%%

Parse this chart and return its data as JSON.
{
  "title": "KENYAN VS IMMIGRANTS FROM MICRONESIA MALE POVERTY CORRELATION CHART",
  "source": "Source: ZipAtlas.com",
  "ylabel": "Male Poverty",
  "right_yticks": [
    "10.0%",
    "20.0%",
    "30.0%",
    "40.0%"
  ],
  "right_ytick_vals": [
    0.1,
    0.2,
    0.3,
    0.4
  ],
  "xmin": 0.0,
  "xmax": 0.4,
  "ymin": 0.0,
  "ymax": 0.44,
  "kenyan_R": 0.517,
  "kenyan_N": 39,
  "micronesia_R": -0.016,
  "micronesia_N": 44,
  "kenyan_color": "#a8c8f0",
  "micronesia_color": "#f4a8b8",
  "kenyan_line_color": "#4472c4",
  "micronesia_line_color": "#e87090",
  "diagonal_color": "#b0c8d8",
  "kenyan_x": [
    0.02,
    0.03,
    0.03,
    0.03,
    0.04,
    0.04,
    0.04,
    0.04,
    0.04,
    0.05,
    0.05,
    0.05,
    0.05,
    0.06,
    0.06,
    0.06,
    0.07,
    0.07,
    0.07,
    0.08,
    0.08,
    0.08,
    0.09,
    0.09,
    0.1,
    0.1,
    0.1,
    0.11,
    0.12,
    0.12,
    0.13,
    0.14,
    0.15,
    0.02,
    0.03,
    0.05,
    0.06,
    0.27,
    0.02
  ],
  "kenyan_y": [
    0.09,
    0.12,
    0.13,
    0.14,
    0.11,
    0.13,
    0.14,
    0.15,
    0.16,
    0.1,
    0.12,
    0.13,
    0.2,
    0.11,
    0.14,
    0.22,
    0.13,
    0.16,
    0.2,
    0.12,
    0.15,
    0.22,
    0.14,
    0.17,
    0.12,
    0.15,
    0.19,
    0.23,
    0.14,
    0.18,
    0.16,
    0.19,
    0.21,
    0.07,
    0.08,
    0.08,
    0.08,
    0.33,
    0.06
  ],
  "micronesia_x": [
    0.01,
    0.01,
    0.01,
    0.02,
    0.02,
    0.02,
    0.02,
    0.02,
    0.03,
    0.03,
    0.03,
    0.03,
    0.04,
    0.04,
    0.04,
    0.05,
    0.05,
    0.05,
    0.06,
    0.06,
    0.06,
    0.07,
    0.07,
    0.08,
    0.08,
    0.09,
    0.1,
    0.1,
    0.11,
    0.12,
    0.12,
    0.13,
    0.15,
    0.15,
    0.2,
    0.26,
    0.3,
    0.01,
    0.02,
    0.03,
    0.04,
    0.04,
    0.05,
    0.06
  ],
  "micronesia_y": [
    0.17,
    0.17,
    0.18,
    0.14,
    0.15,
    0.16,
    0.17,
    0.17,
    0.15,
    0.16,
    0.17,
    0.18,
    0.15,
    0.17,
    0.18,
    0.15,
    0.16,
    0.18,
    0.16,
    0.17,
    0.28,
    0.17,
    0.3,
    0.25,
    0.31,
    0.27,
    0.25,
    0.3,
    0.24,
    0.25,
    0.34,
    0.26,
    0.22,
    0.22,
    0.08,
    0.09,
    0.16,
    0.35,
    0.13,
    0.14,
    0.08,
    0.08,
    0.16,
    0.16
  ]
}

%%

(OBJECTIVE):
Output each entry precisely as given.

(THE RESPONSE):
Parse this chart and return its data as JSON.
{
  "title": "KENYAN VS IMMIGRANTS FROM MICRONESIA MALE POVERTY CORRELATION CHART",
  "source": "Source: ZipAtlas.com",
  "ylabel": "Male Poverty",
  "right_yticks": [
    "10.0%",
    "20.0%",
    "30.0%",
    "40.0%"
  ],
  "right_ytick_vals": [
    0.1,
    0.2,
    0.3,
    0.4
  ],
  "xmin": 0.0,
  "xmax": 0.4,
  "ymin": 0.0,
  "ymax": 0.44,
  "kenyan_R": 0.517,
  "kenyan_N": 39,
  "micronesia_R": -0.016,
  "micronesia_N": 44,
  "kenyan_color": "#a8c8f0",
  "micronesia_color": "#f4a8b8",
  "kenyan_line_color": "#4472c4",
  "micronesia_line_color": "#e87090",
  "diagonal_color": "#b0c8d8",
  "kenyan_x": [
    0.02,
    0.03,
    0.03,
    0.03,
    0.04,
    0.04,
    0.04,
    0.04,
    0.04,
    0.05,
    0.05,
    0.05,
    0.05,
    0.06,
    0.06,
    0.06,
    0.07,
    0.07,
    0.07,
    0.08,
    0.08,
    0.08,
    0.09,
    0.09,
    0.1,
    0.1,
    0.1,
    0.11,
    0.12,
    0.12,
    0.13,
    0.14,
    0.15,
    0.02,
    0.03,
    0.05,
    0.06,
    0.27,
    0.02
  ],
  "kenyan_y": [
    0.09,
    0.12,
    0.13,
    0.14,
    0.11,
    0.13,
    0.14,
    0.15,
    0.16,
    0.1,
    0.12,
    0.13,
    0.2,
    0.11,
    0.14,
    0.22,
    0.13,
    0.16,
    0.2,
    0.12,
    0.15,
    0.22,
    0.14,
    0.17,
    0.12,
    0.15,
    0.19,
    0.23,
    0.14,
    0.18,
    0.16,
    0.19,
    0.21,
    0.07,
    0.08,
    0.08,
    0.08,
    0.33,
    0.06
  ],
  "micronesia_x": [
    0.01,
    0.01,
    0.01,
    0.02,
    0.02,
    0.02,
    0.02,
    0.02,
    0.03,
    0.03,
    0.03,
    0.03,
    0.04,
    0.04,
    0.04,
    0.05,
    0.05,
    0.05,
    0.06,
    0.06,
    0.06,
    0.07,
    0.07,
    0.08,
    0.08,
    0.09,
    0.1,
    0.1,
    0.11,
    0.12,
    0.12,
    0.13,
    0.15,
    0.15,
    0.2,
    0.26,
    0.3,
    0.01,
    0.02,
    0.03,
    0.04,
    0.04,
    0.05,
    0.06
  ],
  "micronesia_y": [
    0.17,
    0.17,
    0.18,
    0.14,
    0.15,
    0.16,
    0.17,
    0.17,
    0.15,
    0.16,
    0.17,
    0.18,
    0.15,
    0.17,
    0.18,
    0.15,
    0.16,
    0.18,
    0.16,
    0.17,
    0.28,
    0.17,
    0.3,
    0.25,
    0.31,
    0.27,
    0.25,
    0.3,
    0.24,
    0.25,
    0.34,
    0.26,
    0.22,
    0.22,
    0.08,
    0.09,
    0.16,
    0.35,
    0.13,
    0.14,
    0.08,
    0.08,
    0.16,
    0.16
  ]
}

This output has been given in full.